Give every line again exactly as it appears, please, but not the pictures.

# [Dataset records]
########################################

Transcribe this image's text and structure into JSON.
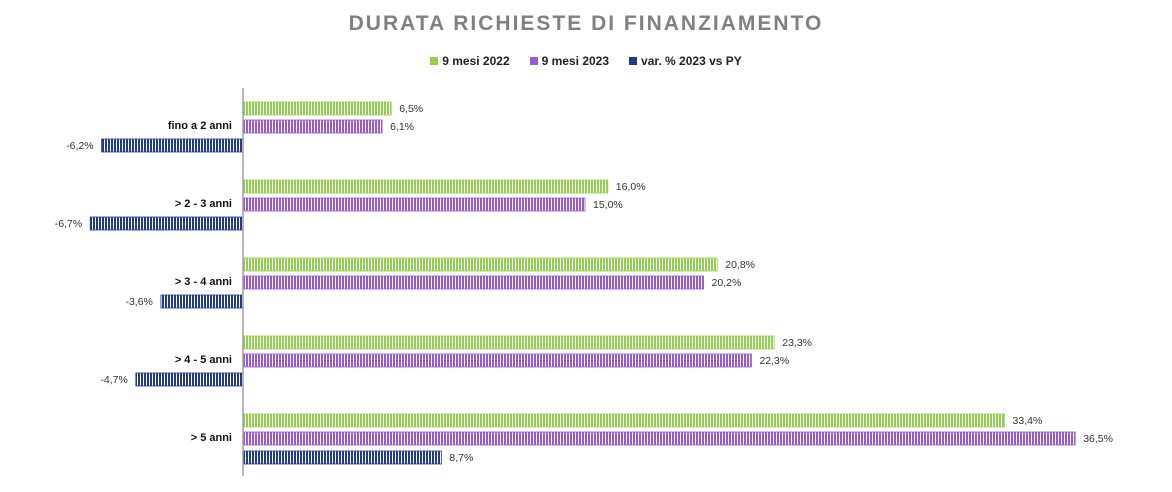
{
  "chart_data": {
    "type": "bar",
    "orientation": "horizontal",
    "title": "DURATA RICHIESTE DI FINANZIAMENTO",
    "categories": [
      "fino a 2 anni",
      "> 2 - 3 anni",
      "> 3 - 4 anni",
      "> 4 - 5 anni",
      "> 5 anni"
    ],
    "series": [
      {
        "name": "9 mesi 2022",
        "values": [
          6.5,
          16.0,
          20.8,
          23.3,
          33.4
        ],
        "labels": [
          "6,5%",
          "16,0%",
          "20,8%",
          "23,3%",
          "33,4%"
        ],
        "color": "#92d050"
      },
      {
        "name": "9 mesi 2023",
        "values": [
          6.1,
          15.0,
          20.2,
          22.3,
          36.5
        ],
        "labels": [
          "6,1%",
          "15,0%",
          "20,2%",
          "22,3%",
          "36,5%"
        ],
        "color": "#9b59d0"
      },
      {
        "name": "var. % 2023 vs PY",
        "values": [
          -6.2,
          -6.7,
          -3.6,
          -4.7,
          8.7
        ],
        "labels": [
          "-6,2%",
          "-6,7%",
          "-3,6%",
          "-4,7%",
          "8,7%"
        ],
        "color": "#203a8c"
      }
    ],
    "legend_position": "top",
    "grid": false
  }
}
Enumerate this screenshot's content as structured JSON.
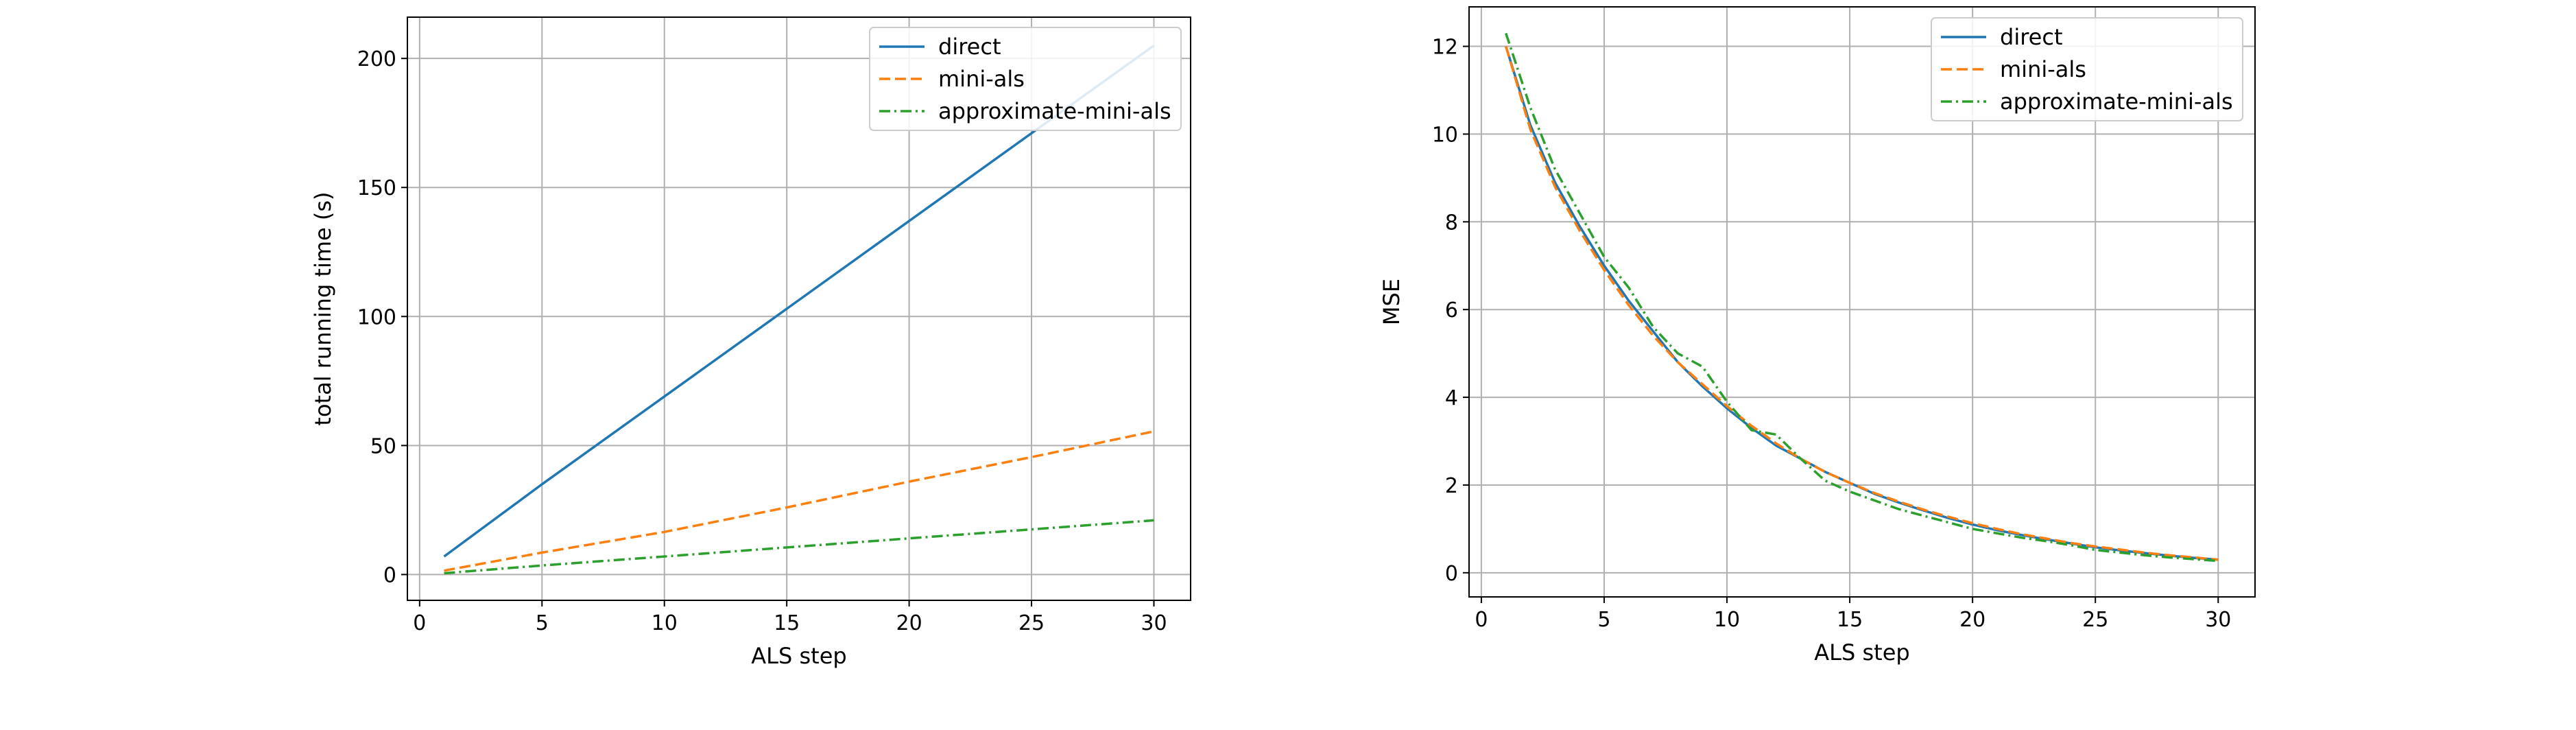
{
  "chart_data": [
    {
      "type": "line",
      "xlabel": "ALS step",
      "ylabel": "total running time (s)",
      "xlim": [
        -0.5,
        31.5
      ],
      "ylim": [
        -10,
        216
      ],
      "xticks": [
        0,
        5,
        10,
        15,
        20,
        25,
        30
      ],
      "xtick_labels": [
        "0",
        "5",
        "10",
        "15",
        "20",
        "25",
        "30"
      ],
      "yticks": [
        0,
        50,
        100,
        150,
        200
      ],
      "ytick_labels": [
        "0",
        "50",
        "100",
        "150",
        "200"
      ],
      "grid": true,
      "legend_position": "top-right",
      "series": [
        {
          "name": "direct",
          "color": "#1f77b4",
          "dash": "solid",
          "x": [
            1,
            5,
            10,
            15,
            20,
            25,
            30
          ],
          "y": [
            7,
            35,
            69,
            103,
            137,
            171,
            205
          ]
        },
        {
          "name": "mini-als",
          "color": "#ff7f0e",
          "dash": "dashed",
          "x": [
            1,
            5,
            10,
            15,
            20,
            25,
            30
          ],
          "y": [
            1.5,
            8.5,
            16.5,
            26,
            36,
            45.5,
            55.5
          ]
        },
        {
          "name": "approximate-mini-als",
          "color": "#2ca02c",
          "dash": "dashdot",
          "x": [
            1,
            5,
            10,
            15,
            20,
            25,
            30
          ],
          "y": [
            0.5,
            3.5,
            7,
            10.5,
            14,
            17.5,
            21
          ]
        }
      ]
    },
    {
      "type": "line",
      "xlabel": "ALS step",
      "ylabel": "MSE",
      "xlim": [
        -0.5,
        31.5
      ],
      "ylim": [
        -0.55,
        12.9
      ],
      "xticks": [
        0,
        5,
        10,
        15,
        20,
        25,
        30
      ],
      "xtick_labels": [
        "0",
        "5",
        "10",
        "15",
        "20",
        "25",
        "30"
      ],
      "yticks": [
        0,
        2,
        4,
        6,
        8,
        10,
        12
      ],
      "ytick_labels": [
        "0",
        "2",
        "4",
        "6",
        "8",
        "10",
        "12"
      ],
      "grid": true,
      "legend_position": "top-right",
      "series": [
        {
          "name": "direct",
          "color": "#1f77b4",
          "dash": "solid",
          "x": [
            1,
            2,
            3,
            4,
            5,
            6,
            7,
            8,
            9,
            10,
            11,
            12,
            13,
            14,
            15,
            16,
            17,
            18,
            19,
            20,
            21,
            22,
            23,
            24,
            25,
            26,
            27,
            28,
            29,
            30
          ],
          "y": [
            12.0,
            10.2,
            8.9,
            7.9,
            7.0,
            6.2,
            5.5,
            4.8,
            4.25,
            3.75,
            3.3,
            2.9,
            2.6,
            2.3,
            2.05,
            1.8,
            1.6,
            1.42,
            1.25,
            1.1,
            0.97,
            0.86,
            0.76,
            0.67,
            0.58,
            0.51,
            0.45,
            0.39,
            0.34,
            0.3
          ]
        },
        {
          "name": "mini-als",
          "color": "#ff7f0e",
          "dash": "dashed",
          "x": [
            1,
            2,
            3,
            4,
            5,
            6,
            7,
            8,
            9,
            10,
            11,
            12,
            13,
            14,
            15,
            16,
            17,
            18,
            19,
            20,
            21,
            22,
            23,
            24,
            25,
            26,
            27,
            28,
            29,
            30
          ],
          "y": [
            12.0,
            10.1,
            8.8,
            7.8,
            6.9,
            6.1,
            5.4,
            4.8,
            4.3,
            3.8,
            3.35,
            2.95,
            2.6,
            2.3,
            2.05,
            1.82,
            1.62,
            1.44,
            1.28,
            1.13,
            1.0,
            0.88,
            0.78,
            0.68,
            0.6,
            0.53,
            0.46,
            0.4,
            0.35,
            0.3
          ]
        },
        {
          "name": "approximate-mini-als",
          "color": "#2ca02c",
          "dash": "dashdot",
          "x": [
            1,
            2,
            3,
            4,
            5,
            6,
            7,
            8,
            9,
            10,
            11,
            12,
            13,
            14,
            15,
            16,
            17,
            18,
            19,
            20,
            21,
            22,
            23,
            24,
            25,
            26,
            27,
            28,
            29,
            30
          ],
          "y": [
            12.3,
            10.6,
            9.2,
            8.2,
            7.2,
            6.5,
            5.6,
            5.0,
            4.7,
            3.9,
            3.25,
            3.15,
            2.6,
            2.1,
            1.85,
            1.65,
            1.45,
            1.3,
            1.15,
            1.0,
            0.9,
            0.8,
            0.72,
            0.63,
            0.52,
            0.46,
            0.4,
            0.35,
            0.31,
            0.27
          ]
        }
      ]
    }
  ]
}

########################################

# [Solution]
Transcribe this image's text and structure into JSON.
{
  "chart_data": {
    "type": "bar",
    "orientation": "horizontal",
    "title": "DURATA RICHIESTE DI FINANZIAMENTO",
    "categories": [
      "fino a 2 anni",
      "> 2 - 3 anni",
      "> 3 - 4 anni",
      "> 4 - 5 anni",
      "> 5 anni"
    ],
    "series": [
      {
        "name": "9 mesi 2022",
        "values": [
          6.5,
          16.0,
          20.8,
          23.3,
          33.4
        ],
        "labels": [
          "6,5%",
          "16,0%",
          "20,8%",
          "23,3%",
          "33,4%"
        ],
        "color": "#92d050"
      },
      {
        "name": "9 mesi 2023",
        "values": [
          6.1,
          15.0,
          20.2,
          22.3,
          36.5
        ],
        "labels": [
          "6,1%",
          "15,0%",
          "20,2%",
          "22,3%",
          "36,5%"
        ],
        "color": "#9b59d0"
      },
      {
        "name": "var. % 2023 vs PY",
        "values": [
          -6.2,
          -6.7,
          -3.6,
          -4.7,
          8.7
        ],
        "labels": [
          "-6,2%",
          "-6,7%",
          "-3,6%",
          "-4,7%",
          "8,7%"
        ],
        "color": "#203a8c"
      }
    ],
    "legend_position": "top",
    "grid": false
  }
}
Enumerate this screenshot's content as structured JSON.
{
  "chart_data": [
    {
      "type": "line",
      "xlabel": "ALS step",
      "ylabel": "total running time (s)",
      "xlim": [
        -0.5,
        31.5
      ],
      "ylim": [
        -10,
        216
      ],
      "xticks": [
        0,
        5,
        10,
        15,
        20,
        25,
        30
      ],
      "xtick_labels": [
        "0",
        "5",
        "10",
        "15",
        "20",
        "25",
        "30"
      ],
      "yticks": [
        0,
        50,
        100,
        150,
        200
      ],
      "ytick_labels": [
        "0",
        "50",
        "100",
        "150",
        "200"
      ],
      "grid": true,
      "legend_position": "top-right",
      "series": [
        {
          "name": "direct",
          "color": "#1f77b4",
          "dash": "solid",
          "x": [
            1,
            5,
            10,
            15,
            20,
            25,
            30
          ],
          "y": [
            7,
            35,
            69,
            103,
            137,
            171,
            205
          ]
        },
        {
          "name": "mini-als",
          "color": "#ff7f0e",
          "dash": "dashed",
          "x": [
            1,
            5,
            10,
            15,
            20,
            25,
            30
          ],
          "y": [
            1.5,
            8.5,
            16.5,
            26,
            36,
            45.5,
            55.5
          ]
        },
        {
          "name": "approximate-mini-als",
          "color": "#2ca02c",
          "dash": "dashdot",
          "x": [
            1,
            5,
            10,
            15,
            20,
            25,
            30
          ],
          "y": [
            0.5,
            3.5,
            7,
            10.5,
            14,
            17.5,
            21
          ]
        }
      ]
    },
    {
      "type": "line",
      "xlabel": "ALS step",
      "ylabel": "MSE",
      "xlim": [
        -0.5,
        31.5
      ],
      "ylim": [
        -0.55,
        12.9
      ],
      "xticks": [
        0,
        5,
        10,
        15,
        20,
        25,
        30
      ],
      "xtick_labels": [
        "0",
        "5",
        "10",
        "15",
        "20",
        "25",
        "30"
      ],
      "yticks": [
        0,
        2,
        4,
        6,
        8,
        10,
        12
      ],
      "ytick_labels": [
        "0",
        "2",
        "4",
        "6",
        "8",
        "10",
        "12"
      ],
      "grid": true,
      "legend_position": "top-right",
      "series": [
        {
          "name": "direct",
          "color": "#1f77b4",
          "dash": "solid",
          "x": [
            1,
            2,
            3,
            4,
            5,
            6,
            7,
            8,
            9,
            10,
            11,
            12,
            13,
            14,
            15,
            16,
            17,
            18,
            19,
            20,
            21,
            22,
            23,
            24,
            25,
            26,
            27,
            28,
            29,
            30
          ],
          "y": [
            12.0,
            10.2,
            8.9,
            7.9,
            7.0,
            6.2,
            5.5,
            4.8,
            4.25,
            3.75,
            3.3,
            2.9,
            2.6,
            2.3,
            2.05,
            1.8,
            1.6,
            1.42,
            1.25,
            1.1,
            0.97,
            0.86,
            0.76,
            0.67,
            0.58,
            0.51,
            0.45,
            0.39,
            0.34,
            0.3
          ]
        },
        {
          "name": "mini-als",
          "color": "#ff7f0e",
          "dash": "dashed",
          "x": [
            1,
            2,
            3,
            4,
            5,
            6,
            7,
            8,
            9,
            10,
            11,
            12,
            13,
            14,
            15,
            16,
            17,
            18,
            19,
            20,
            21,
            22,
            23,
            24,
            25,
            26,
            27,
            28,
            29,
            30
          ],
          "y": [
            12.0,
            10.1,
            8.8,
            7.8,
            6.9,
            6.1,
            5.4,
            4.8,
            4.3,
            3.8,
            3.35,
            2.95,
            2.6,
            2.3,
            2.05,
            1.82,
            1.62,
            1.44,
            1.28,
            1.13,
            1.0,
            0.88,
            0.78,
            0.68,
            0.6,
            0.53,
            0.46,
            0.4,
            0.35,
            0.3
          ]
        },
        {
          "name": "approximate-mini-als",
          "color": "#2ca02c",
          "dash": "dashdot",
          "x": [
            1,
            2,
            3,
            4,
            5,
            6,
            7,
            8,
            9,
            10,
            11,
            12,
            13,
            14,
            15,
            16,
            17,
            18,
            19,
            20,
            21,
            22,
            23,
            24,
            25,
            26,
            27,
            28,
            29,
            30
          ],
          "y": [
            12.3,
            10.6,
            9.2,
            8.2,
            7.2,
            6.5,
            5.6,
            5.0,
            4.7,
            3.9,
            3.25,
            3.15,
            2.6,
            2.1,
            1.85,
            1.65,
            1.45,
            1.3,
            1.15,
            1.0,
            0.9,
            0.8,
            0.72,
            0.63,
            0.52,
            0.46,
            0.4,
            0.35,
            0.31,
            0.27
          ]
        }
      ]
    }
  ]
}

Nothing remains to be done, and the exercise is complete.